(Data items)
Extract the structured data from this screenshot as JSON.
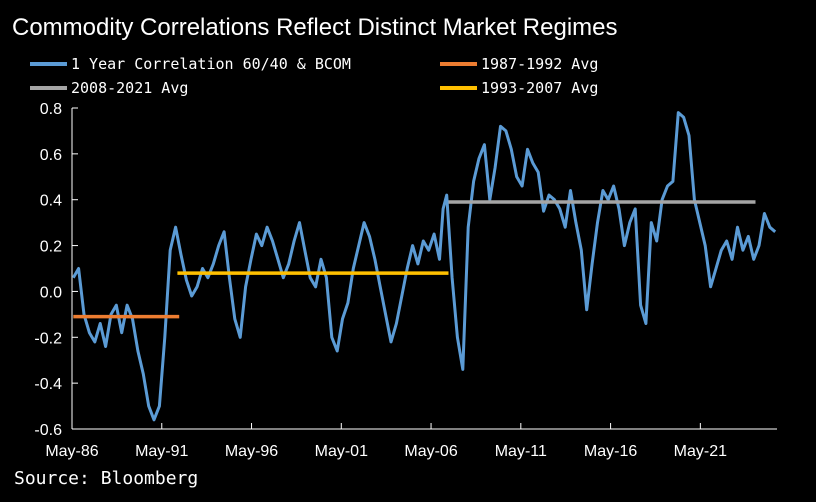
{
  "title": "Commodity Correlations Reflect Distinct Market Regimes",
  "source": "Source: Bloomberg",
  "chart_data": {
    "type": "line",
    "title": "Commodity Correlations Reflect Distinct Market Regimes",
    "xlabel": "",
    "ylabel": "",
    "ylim": [
      -0.6,
      0.8
    ],
    "xlim": [
      1986.33,
      2025.6
    ],
    "grid": false,
    "yticks": [
      "0.8",
      "0.6",
      "0.4",
      "0.2",
      "0.0",
      "-0.2",
      "-0.4",
      "-0.6"
    ],
    "ytick_values": [
      0.8,
      0.6,
      0.4,
      0.2,
      0.0,
      -0.2,
      -0.4,
      -0.6
    ],
    "xticks": [
      "May-86",
      "May-91",
      "May-96",
      "May-01",
      "May-06",
      "May-11",
      "May-16",
      "May-21"
    ],
    "xtick_values": [
      1986.33,
      1991.33,
      1996.33,
      2001.33,
      2006.33,
      2011.33,
      2016.33,
      2021.33
    ],
    "series": [
      {
        "name": "1 Year Correlation 60/40 & BCOM",
        "color": "#5b9bd5",
        "x": [
          1986.4,
          1986.7,
          1987.0,
          1987.3,
          1987.6,
          1987.9,
          1988.2,
          1988.5,
          1988.8,
          1989.1,
          1989.4,
          1989.7,
          1990.0,
          1990.3,
          1990.6,
          1990.9,
          1991.2,
          1991.5,
          1991.8,
          1992.1,
          1992.4,
          1992.7,
          1993.0,
          1993.3,
          1993.6,
          1993.9,
          1994.2,
          1994.5,
          1994.8,
          1995.1,
          1995.4,
          1995.7,
          1996.0,
          1996.3,
          1996.6,
          1996.9,
          1997.2,
          1997.5,
          1997.8,
          1998.1,
          1998.4,
          1998.7,
          1999.0,
          1999.3,
          1999.6,
          1999.9,
          2000.2,
          2000.5,
          2000.8,
          2001.1,
          2001.4,
          2001.7,
          2002.0,
          2002.3,
          2002.6,
          2002.9,
          2003.2,
          2003.5,
          2003.8,
          2004.1,
          2004.4,
          2004.7,
          2005.0,
          2005.3,
          2005.6,
          2005.9,
          2006.2,
          2006.5,
          2006.8,
          2007.0,
          2007.2,
          2007.5,
          2007.8,
          2008.1,
          2008.4,
          2008.7,
          2009.0,
          2009.3,
          2009.6,
          2009.9,
          2010.2,
          2010.5,
          2010.8,
          2011.1,
          2011.4,
          2011.7,
          2012.0,
          2012.3,
          2012.6,
          2012.9,
          2013.2,
          2013.5,
          2013.8,
          2014.1,
          2014.4,
          2014.7,
          2015.0,
          2015.3,
          2015.6,
          2015.9,
          2016.2,
          2016.5,
          2016.8,
          2017.1,
          2017.4,
          2017.7,
          2018.0,
          2018.3,
          2018.6,
          2018.9,
          2019.2,
          2019.5,
          2019.8,
          2020.1,
          2020.4,
          2020.7,
          2021.0,
          2021.3,
          2021.6,
          2021.9,
          2022.2,
          2022.5,
          2022.8,
          2023.1,
          2023.4,
          2023.7,
          2024.0,
          2024.3,
          2024.6,
          2024.9,
          2025.2,
          2025.5
        ],
        "values": [
          0.06,
          0.1,
          -0.1,
          -0.18,
          -0.22,
          -0.14,
          -0.24,
          -0.1,
          -0.06,
          -0.18,
          -0.06,
          -0.12,
          -0.26,
          -0.36,
          -0.5,
          -0.56,
          -0.5,
          -0.2,
          0.18,
          0.28,
          0.16,
          0.05,
          -0.02,
          0.02,
          0.1,
          0.06,
          0.12,
          0.2,
          0.26,
          0.06,
          -0.12,
          -0.2,
          0.02,
          0.14,
          0.25,
          0.2,
          0.28,
          0.22,
          0.14,
          0.06,
          0.12,
          0.22,
          0.3,
          0.18,
          0.06,
          0.02,
          0.14,
          0.06,
          -0.2,
          -0.26,
          -0.12,
          -0.05,
          0.1,
          0.2,
          0.3,
          0.24,
          0.14,
          0.02,
          -0.1,
          -0.22,
          -0.14,
          -0.02,
          0.1,
          0.2,
          0.12,
          0.22,
          0.18,
          0.25,
          0.14,
          0.36,
          0.42,
          0.06,
          -0.2,
          -0.34,
          0.28,
          0.48,
          0.58,
          0.64,
          0.4,
          0.54,
          0.72,
          0.7,
          0.62,
          0.5,
          0.46,
          0.62,
          0.56,
          0.52,
          0.35,
          0.42,
          0.4,
          0.36,
          0.28,
          0.44,
          0.3,
          0.18,
          -0.08,
          0.12,
          0.3,
          0.44,
          0.4,
          0.46,
          0.36,
          0.2,
          0.3,
          0.36,
          -0.06,
          -0.14,
          0.3,
          0.22,
          0.4,
          0.46,
          0.48,
          0.78,
          0.76,
          0.68,
          0.4,
          0.3,
          0.2,
          0.02,
          0.1,
          0.18,
          0.22,
          0.14,
          0.28,
          0.18,
          0.24,
          0.14,
          0.2,
          0.34,
          0.28,
          0.26
        ]
      },
      {
        "name": "1987-1992 Avg",
        "color": "#ed7d31",
        "x": [
          1986.4,
          1992.3
        ],
        "values": [
          -0.11,
          -0.11
        ]
      },
      {
        "name": "2008-2021 Avg",
        "color": "#a5a5a5",
        "x": [
          2007.3,
          2024.4
        ],
        "values": [
          0.39,
          0.39
        ]
      },
      {
        "name": "1993-2007 Avg",
        "color": "#ffc000",
        "x": [
          1992.2,
          2007.3
        ],
        "values": [
          0.08,
          0.08
        ]
      }
    ]
  }
}
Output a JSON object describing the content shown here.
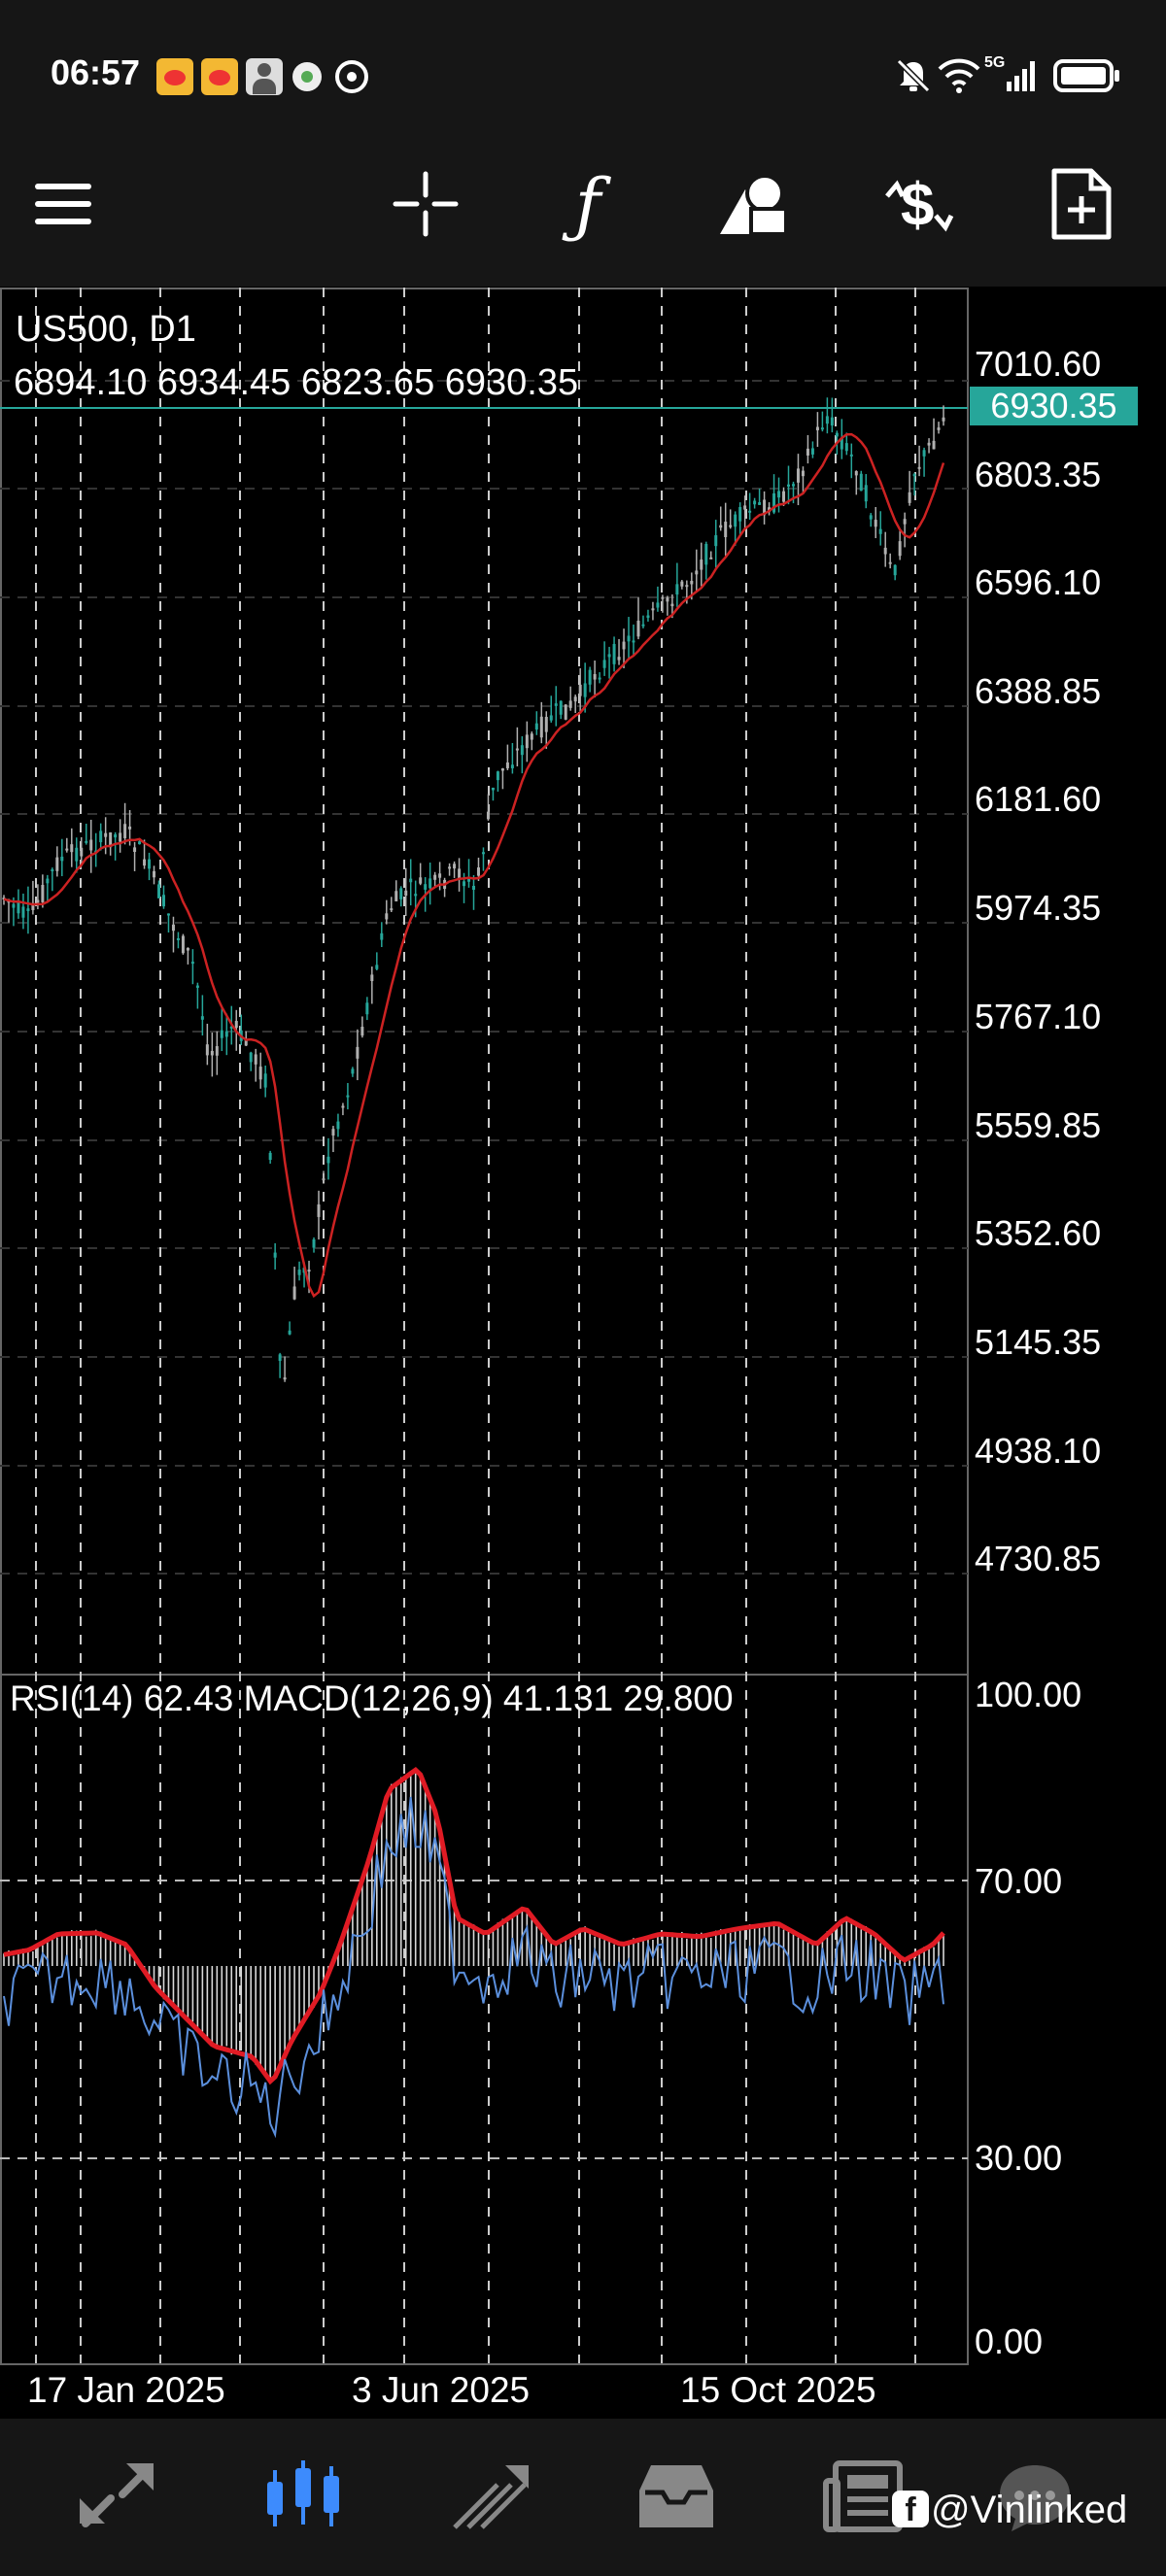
{
  "status_bar": {
    "time": "06:57",
    "network": "5G",
    "app_icons": [
      "weibo-icon",
      "weibo-icon",
      "avatar-icon",
      "small-app-icon",
      "signal-app-icon"
    ],
    "right_icons": [
      "mute-icon",
      "wifi-icon",
      "cell-signal-icon",
      "battery-icon"
    ]
  },
  "toolbar": {
    "icons": [
      "menu-icon",
      "crosshair-icon",
      "function-icon",
      "objects-icon",
      "trade-icon",
      "new-document-icon"
    ]
  },
  "chart": {
    "symbol": "US500, D1",
    "ohlc": "6894.10 6934.45 6823.65 6930.35",
    "current_price": "6930.35",
    "current_price_color": "#26a69a",
    "price_axis": [
      "7010.60",
      "6803.35",
      "6596.10",
      "6388.85",
      "6181.60",
      "5974.35",
      "5767.10",
      "5559.85",
      "5352.60",
      "5145.35",
      "4938.10",
      "4730.85"
    ],
    "ma_color": "#cc2222",
    "candle_up_color": "#26a69a",
    "candle_down_color": "#b0b0b0"
  },
  "indicator": {
    "label": "RSI(14) 62.43 MACD(12,26,9) 41.131 29.800",
    "axis": [
      "100.00",
      "70.00",
      "30.00",
      "0.00"
    ],
    "rsi_color": "#5b8fdc",
    "signal_color": "#e01b24"
  },
  "time_axis": [
    "17 Jan 2025",
    "3 Jun 2025",
    "15 Oct 2025"
  ],
  "bottom_nav": {
    "items": [
      "quotes-icon",
      "chart-icon",
      "trade-icon",
      "history-icon",
      "news-icon",
      "chat-icon"
    ],
    "active": "chart-icon",
    "active_color": "#3d8bfd"
  },
  "watermark": "@Vinlinked"
}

Task brief - What is the number of lines in the data that hold the string "Reflect"? Answer with the number only.

Task result - 2